AIM: Set down every record once more, exactly as given.

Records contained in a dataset
====
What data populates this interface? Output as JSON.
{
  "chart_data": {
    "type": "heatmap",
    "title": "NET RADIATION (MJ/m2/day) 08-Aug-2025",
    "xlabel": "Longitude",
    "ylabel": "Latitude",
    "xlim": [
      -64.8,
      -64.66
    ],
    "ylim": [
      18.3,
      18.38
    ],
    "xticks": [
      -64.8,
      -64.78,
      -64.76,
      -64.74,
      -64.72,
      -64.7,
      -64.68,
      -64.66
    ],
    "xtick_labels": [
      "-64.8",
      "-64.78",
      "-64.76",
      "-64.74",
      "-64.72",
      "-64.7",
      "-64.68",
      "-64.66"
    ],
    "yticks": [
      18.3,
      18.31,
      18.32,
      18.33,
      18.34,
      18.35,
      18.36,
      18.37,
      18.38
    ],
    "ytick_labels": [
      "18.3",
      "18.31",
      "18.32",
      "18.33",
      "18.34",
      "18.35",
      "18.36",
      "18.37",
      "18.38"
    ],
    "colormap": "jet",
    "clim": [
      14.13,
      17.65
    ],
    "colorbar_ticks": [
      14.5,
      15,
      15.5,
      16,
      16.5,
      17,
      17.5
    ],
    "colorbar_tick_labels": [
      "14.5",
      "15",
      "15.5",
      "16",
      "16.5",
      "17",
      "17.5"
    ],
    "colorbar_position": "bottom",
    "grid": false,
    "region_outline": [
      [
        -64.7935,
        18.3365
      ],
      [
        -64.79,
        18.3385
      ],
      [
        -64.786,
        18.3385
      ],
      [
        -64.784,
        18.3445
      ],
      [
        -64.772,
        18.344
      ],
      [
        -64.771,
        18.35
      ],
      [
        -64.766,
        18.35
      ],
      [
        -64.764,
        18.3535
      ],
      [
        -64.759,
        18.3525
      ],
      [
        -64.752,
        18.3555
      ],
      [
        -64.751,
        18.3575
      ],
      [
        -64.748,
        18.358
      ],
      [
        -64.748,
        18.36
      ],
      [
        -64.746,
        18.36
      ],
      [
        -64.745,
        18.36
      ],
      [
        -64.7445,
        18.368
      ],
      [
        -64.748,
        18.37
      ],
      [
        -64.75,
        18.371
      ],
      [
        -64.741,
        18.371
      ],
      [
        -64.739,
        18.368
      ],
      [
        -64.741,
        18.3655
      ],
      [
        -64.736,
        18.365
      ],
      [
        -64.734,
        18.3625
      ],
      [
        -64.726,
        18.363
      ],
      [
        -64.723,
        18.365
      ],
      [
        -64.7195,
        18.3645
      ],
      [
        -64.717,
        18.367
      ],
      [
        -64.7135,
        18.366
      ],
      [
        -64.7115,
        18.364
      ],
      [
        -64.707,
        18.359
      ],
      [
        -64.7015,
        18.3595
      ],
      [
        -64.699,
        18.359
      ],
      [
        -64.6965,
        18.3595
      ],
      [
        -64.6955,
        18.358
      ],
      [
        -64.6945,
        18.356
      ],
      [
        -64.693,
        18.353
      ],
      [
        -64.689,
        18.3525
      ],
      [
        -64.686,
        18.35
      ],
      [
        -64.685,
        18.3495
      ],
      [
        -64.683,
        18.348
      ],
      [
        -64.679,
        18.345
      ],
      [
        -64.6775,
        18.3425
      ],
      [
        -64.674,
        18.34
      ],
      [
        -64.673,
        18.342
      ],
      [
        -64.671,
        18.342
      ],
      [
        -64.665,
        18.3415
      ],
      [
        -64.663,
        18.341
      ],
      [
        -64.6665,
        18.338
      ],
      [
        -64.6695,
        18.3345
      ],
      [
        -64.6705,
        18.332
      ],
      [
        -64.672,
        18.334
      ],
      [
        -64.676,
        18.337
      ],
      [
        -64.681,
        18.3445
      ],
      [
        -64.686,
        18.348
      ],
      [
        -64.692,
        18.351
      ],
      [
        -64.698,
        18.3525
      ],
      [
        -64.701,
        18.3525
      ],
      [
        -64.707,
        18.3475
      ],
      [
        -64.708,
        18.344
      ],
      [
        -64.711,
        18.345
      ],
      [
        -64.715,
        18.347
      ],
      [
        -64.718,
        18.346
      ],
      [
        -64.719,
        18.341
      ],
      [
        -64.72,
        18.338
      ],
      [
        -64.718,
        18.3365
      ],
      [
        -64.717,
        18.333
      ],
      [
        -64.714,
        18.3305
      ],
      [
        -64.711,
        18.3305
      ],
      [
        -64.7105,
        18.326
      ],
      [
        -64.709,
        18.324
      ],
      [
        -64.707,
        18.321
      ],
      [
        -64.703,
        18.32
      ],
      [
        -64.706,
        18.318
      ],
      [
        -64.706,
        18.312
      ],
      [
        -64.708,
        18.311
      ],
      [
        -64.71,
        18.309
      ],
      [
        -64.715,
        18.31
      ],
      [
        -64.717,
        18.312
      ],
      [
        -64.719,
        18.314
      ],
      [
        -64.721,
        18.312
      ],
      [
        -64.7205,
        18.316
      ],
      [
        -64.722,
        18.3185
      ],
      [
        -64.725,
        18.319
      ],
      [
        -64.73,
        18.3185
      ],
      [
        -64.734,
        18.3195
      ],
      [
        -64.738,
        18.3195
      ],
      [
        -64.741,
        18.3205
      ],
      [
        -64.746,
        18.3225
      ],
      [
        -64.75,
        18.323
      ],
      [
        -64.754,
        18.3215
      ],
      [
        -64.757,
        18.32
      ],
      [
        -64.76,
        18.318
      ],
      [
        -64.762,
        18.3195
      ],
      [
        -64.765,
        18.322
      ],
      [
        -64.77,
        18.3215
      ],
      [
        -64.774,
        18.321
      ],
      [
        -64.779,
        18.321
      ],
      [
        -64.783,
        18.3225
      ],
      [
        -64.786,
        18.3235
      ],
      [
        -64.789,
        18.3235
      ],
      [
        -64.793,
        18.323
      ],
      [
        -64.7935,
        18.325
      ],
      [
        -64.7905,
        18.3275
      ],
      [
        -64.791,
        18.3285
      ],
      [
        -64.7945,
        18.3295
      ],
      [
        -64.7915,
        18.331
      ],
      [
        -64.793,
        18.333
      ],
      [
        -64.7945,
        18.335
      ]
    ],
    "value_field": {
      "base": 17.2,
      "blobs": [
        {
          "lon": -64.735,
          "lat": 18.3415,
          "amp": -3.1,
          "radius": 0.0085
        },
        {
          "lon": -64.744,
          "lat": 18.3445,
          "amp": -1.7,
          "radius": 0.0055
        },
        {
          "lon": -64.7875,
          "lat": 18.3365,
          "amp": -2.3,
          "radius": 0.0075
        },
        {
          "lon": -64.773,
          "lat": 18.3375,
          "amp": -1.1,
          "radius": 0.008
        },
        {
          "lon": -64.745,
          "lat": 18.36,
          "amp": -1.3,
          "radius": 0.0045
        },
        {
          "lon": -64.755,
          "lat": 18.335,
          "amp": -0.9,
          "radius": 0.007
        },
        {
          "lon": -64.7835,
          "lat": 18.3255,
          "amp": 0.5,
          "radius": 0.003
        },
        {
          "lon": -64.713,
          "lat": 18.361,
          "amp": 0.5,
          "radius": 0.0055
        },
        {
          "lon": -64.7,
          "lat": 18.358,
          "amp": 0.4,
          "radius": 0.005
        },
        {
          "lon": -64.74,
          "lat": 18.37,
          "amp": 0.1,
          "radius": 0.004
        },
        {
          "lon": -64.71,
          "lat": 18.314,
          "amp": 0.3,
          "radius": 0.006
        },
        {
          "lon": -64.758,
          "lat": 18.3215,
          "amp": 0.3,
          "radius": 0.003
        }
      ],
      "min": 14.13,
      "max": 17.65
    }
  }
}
====
RESPONSE TO THE TASK:
What data populates this interface? Output as JSON.
{
  "chart_data": {
    "type": "heatmap",
    "title": "NET RADIATION (MJ/m2/day) 08-Aug-2025",
    "xlabel": "Longitude",
    "ylabel": "Latitude",
    "xlim": [
      -64.8,
      -64.66
    ],
    "ylim": [
      18.3,
      18.38
    ],
    "xticks": [
      -64.8,
      -64.78,
      -64.76,
      -64.74,
      -64.72,
      -64.7,
      -64.68,
      -64.66
    ],
    "xtick_labels": [
      "-64.8",
      "-64.78",
      "-64.76",
      "-64.74",
      "-64.72",
      "-64.7",
      "-64.68",
      "-64.66"
    ],
    "yticks": [
      18.3,
      18.31,
      18.32,
      18.33,
      18.34,
      18.35,
      18.36,
      18.37,
      18.38
    ],
    "ytick_labels": [
      "18.3",
      "18.31",
      "18.32",
      "18.33",
      "18.34",
      "18.35",
      "18.36",
      "18.37",
      "18.38"
    ],
    "colormap": "jet",
    "clim": [
      14.13,
      17.65
    ],
    "colorbar_ticks": [
      14.5,
      15,
      15.5,
      16,
      16.5,
      17,
      17.5
    ],
    "colorbar_tick_labels": [
      "14.5",
      "15",
      "15.5",
      "16",
      "16.5",
      "17",
      "17.5"
    ],
    "colorbar_position": "bottom",
    "grid": false,
    "region_outline": [
      [
        -64.7935,
        18.3365
      ],
      [
        -64.79,
        18.3385
      ],
      [
        -64.786,
        18.3385
      ],
      [
        -64.784,
        18.3445
      ],
      [
        -64.772,
        18.344
      ],
      [
        -64.771,
        18.35
      ],
      [
        -64.766,
        18.35
      ],
      [
        -64.764,
        18.3535
      ],
      [
        -64.759,
        18.3525
      ],
      [
        -64.752,
        18.3555
      ],
      [
        -64.751,
        18.3575
      ],
      [
        -64.748,
        18.358
      ],
      [
        -64.748,
        18.36
      ],
      [
        -64.746,
        18.36
      ],
      [
        -64.745,
        18.36
      ],
      [
        -64.7445,
        18.368
      ],
      [
        -64.748,
        18.37
      ],
      [
        -64.75,
        18.371
      ],
      [
        -64.741,
        18.371
      ],
      [
        -64.739,
        18.368
      ],
      [
        -64.741,
        18.3655
      ],
      [
        -64.736,
        18.365
      ],
      [
        -64.734,
        18.3625
      ],
      [
        -64.726,
        18.363
      ],
      [
        -64.723,
        18.365
      ],
      [
        -64.7195,
        18.3645
      ],
      [
        -64.717,
        18.367
      ],
      [
        -64.7135,
        18.366
      ],
      [
        -64.7115,
        18.364
      ],
      [
        -64.707,
        18.359
      ],
      [
        -64.7015,
        18.3595
      ],
      [
        -64.699,
        18.359
      ],
      [
        -64.6965,
        18.3595
      ],
      [
        -64.6955,
        18.358
      ],
      [
        -64.6945,
        18.356
      ],
      [
        -64.693,
        18.353
      ],
      [
        -64.689,
        18.3525
      ],
      [
        -64.686,
        18.35
      ],
      [
        -64.685,
        18.3495
      ],
      [
        -64.683,
        18.348
      ],
      [
        -64.679,
        18.345
      ],
      [
        -64.6775,
        18.3425
      ],
      [
        -64.674,
        18.34
      ],
      [
        -64.673,
        18.342
      ],
      [
        -64.671,
        18.342
      ],
      [
        -64.665,
        18.3415
      ],
      [
        -64.663,
        18.341
      ],
      [
        -64.6665,
        18.338
      ],
      [
        -64.6695,
        18.3345
      ],
      [
        -64.6705,
        18.332
      ],
      [
        -64.672,
        18.334
      ],
      [
        -64.676,
        18.337
      ],
      [
        -64.681,
        18.3445
      ],
      [
        -64.686,
        18.348
      ],
      [
        -64.692,
        18.351
      ],
      [
        -64.698,
        18.3525
      ],
      [
        -64.701,
        18.3525
      ],
      [
        -64.707,
        18.3475
      ],
      [
        -64.708,
        18.344
      ],
      [
        -64.711,
        18.345
      ],
      [
        -64.715,
        18.347
      ],
      [
        -64.718,
        18.346
      ],
      [
        -64.719,
        18.341
      ],
      [
        -64.72,
        18.338
      ],
      [
        -64.718,
        18.3365
      ],
      [
        -64.717,
        18.333
      ],
      [
        -64.714,
        18.3305
      ],
      [
        -64.711,
        18.3305
      ],
      [
        -64.7105,
        18.326
      ],
      [
        -64.709,
        18.324
      ],
      [
        -64.707,
        18.321
      ],
      [
        -64.703,
        18.32
      ],
      [
        -64.706,
        18.318
      ],
      [
        -64.706,
        18.312
      ],
      [
        -64.708,
        18.311
      ],
      [
        -64.71,
        18.309
      ],
      [
        -64.715,
        18.31
      ],
      [
        -64.717,
        18.312
      ],
      [
        -64.719,
        18.314
      ],
      [
        -64.721,
        18.312
      ],
      [
        -64.7205,
        18.316
      ],
      [
        -64.722,
        18.3185
      ],
      [
        -64.725,
        18.319
      ],
      [
        -64.73,
        18.3185
      ],
      [
        -64.734,
        18.3195
      ],
      [
        -64.738,
        18.3195
      ],
      [
        -64.741,
        18.3205
      ],
      [
        -64.746,
        18.3225
      ],
      [
        -64.75,
        18.323
      ],
      [
        -64.754,
        18.3215
      ],
      [
        -64.757,
        18.32
      ],
      [
        -64.76,
        18.318
      ],
      [
        -64.762,
        18.3195
      ],
      [
        -64.765,
        18.322
      ],
      [
        -64.77,
        18.3215
      ],
      [
        -64.774,
        18.321
      ],
      [
        -64.779,
        18.321
      ],
      [
        -64.783,
        18.3225
      ],
      [
        -64.786,
        18.3235
      ],
      [
        -64.789,
        18.3235
      ],
      [
        -64.793,
        18.323
      ],
      [
        -64.7935,
        18.325
      ],
      [
        -64.7905,
        18.3275
      ],
      [
        -64.791,
        18.3285
      ],
      [
        -64.7945,
        18.3295
      ],
      [
        -64.7915,
        18.331
      ],
      [
        -64.793,
        18.333
      ],
      [
        -64.7945,
        18.335
      ]
    ],
    "value_field": {
      "base": 17.2,
      "blobs": [
        {
          "lon": -64.735,
          "lat": 18.3415,
          "amp": -3.1,
          "radius": 0.0085
        },
        {
          "lon": -64.744,
          "lat": 18.3445,
          "amp": -1.7,
          "radius": 0.0055
        },
        {
          "lon": -64.7875,
          "lat": 18.3365,
          "amp": -2.3,
          "radius": 0.0075
        },
        {
          "lon": -64.773,
          "lat": 18.3375,
          "amp": -1.1,
          "radius": 0.008
        },
        {
          "lon": -64.745,
          "lat": 18.36,
          "amp": -1.3,
          "radius": 0.0045
        },
        {
          "lon": -64.755,
          "lat": 18.335,
          "amp": -0.9,
          "radius": 0.007
        },
        {
          "lon": -64.7835,
          "lat": 18.3255,
          "amp": 0.5,
          "radius": 0.003
        },
        {
          "lon": -64.713,
          "lat": 18.361,
          "amp": 0.5,
          "radius": 0.0055
        },
        {
          "lon": -64.7,
          "lat": 18.358,
          "amp": 0.4,
          "radius": 0.005
        },
        {
          "lon": -64.74,
          "lat": 18.37,
          "amp": 0.1,
          "radius": 0.004
        },
        {
          "lon": -64.71,
          "lat": 18.314,
          "amp": 0.3,
          "radius": 0.006
        },
        {
          "lon": -64.758,
          "lat": 18.3215,
          "amp": 0.3,
          "radius": 0.003
        }
      ],
      "min": 14.13,
      "max": 17.65
    }
  }
}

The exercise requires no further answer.